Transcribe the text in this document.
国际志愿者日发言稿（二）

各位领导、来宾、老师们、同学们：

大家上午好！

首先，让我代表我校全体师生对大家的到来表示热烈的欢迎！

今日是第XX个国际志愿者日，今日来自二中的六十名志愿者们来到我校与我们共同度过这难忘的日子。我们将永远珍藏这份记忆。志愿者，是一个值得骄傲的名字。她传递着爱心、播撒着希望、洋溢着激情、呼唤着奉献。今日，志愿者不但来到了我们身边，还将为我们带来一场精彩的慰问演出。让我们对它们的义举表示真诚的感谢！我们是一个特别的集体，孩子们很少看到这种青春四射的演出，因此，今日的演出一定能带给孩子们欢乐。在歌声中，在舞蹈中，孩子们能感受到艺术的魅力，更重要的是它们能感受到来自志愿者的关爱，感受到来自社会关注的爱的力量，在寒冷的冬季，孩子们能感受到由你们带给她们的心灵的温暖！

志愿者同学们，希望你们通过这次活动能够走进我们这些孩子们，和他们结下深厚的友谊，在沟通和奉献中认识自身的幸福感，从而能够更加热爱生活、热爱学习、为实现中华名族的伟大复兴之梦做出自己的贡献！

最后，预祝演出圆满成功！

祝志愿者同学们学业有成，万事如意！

━━━━

Give every line of the material again, exactly as it reads.

- _RESULT OF THE EXERCISE_:
Transcribe the text in this document.
国际志愿者日发言稿（二）

各位领导、来宾、老师们、同学们：

大家上午好！

首先，让我代表我校全体师生对大家的到来表示热烈的欢迎！

今日是第XX个国际志愿者日，今日来自二中的六十名志愿者们来到我校与我们共同度过这难忘的日子。我们将永远珍藏这份记忆。志愿者，是一个值得骄傲的名字。她传递着爱心、播撒着希望、洋溢着激情、呼唤着奉献。今日，志愿者不但来到了我们身边，还将为我们带来一场精彩的慰问演出。让我们对它们的义举表示真诚的感谢！我们是一个特别的集体，孩子们很少看到这种青春四射的演出，因此，今日的演出一定能带给孩子们欢乐。在歌声中，在舞蹈中，孩子们能感受到艺术的魅力，更重要的是它们能感受到来自志愿者的关爱，感受到来自社会关注的爱的力量，在寒冷的冬季，孩子们能感受到由你们带给她们的心灵的温暖！

志愿者同学们，希望你们通过这次活动能够走进我们这些孩子们，和他们结下深厚的友谊，在沟通和奉献中认识自身的幸福感，从而能够更加热爱生活、热爱学习、为实现中华名族的伟大复兴之梦做出自己的贡献！

最后，预祝演出圆满成功！

祝志愿者同学们学业有成，万事如意！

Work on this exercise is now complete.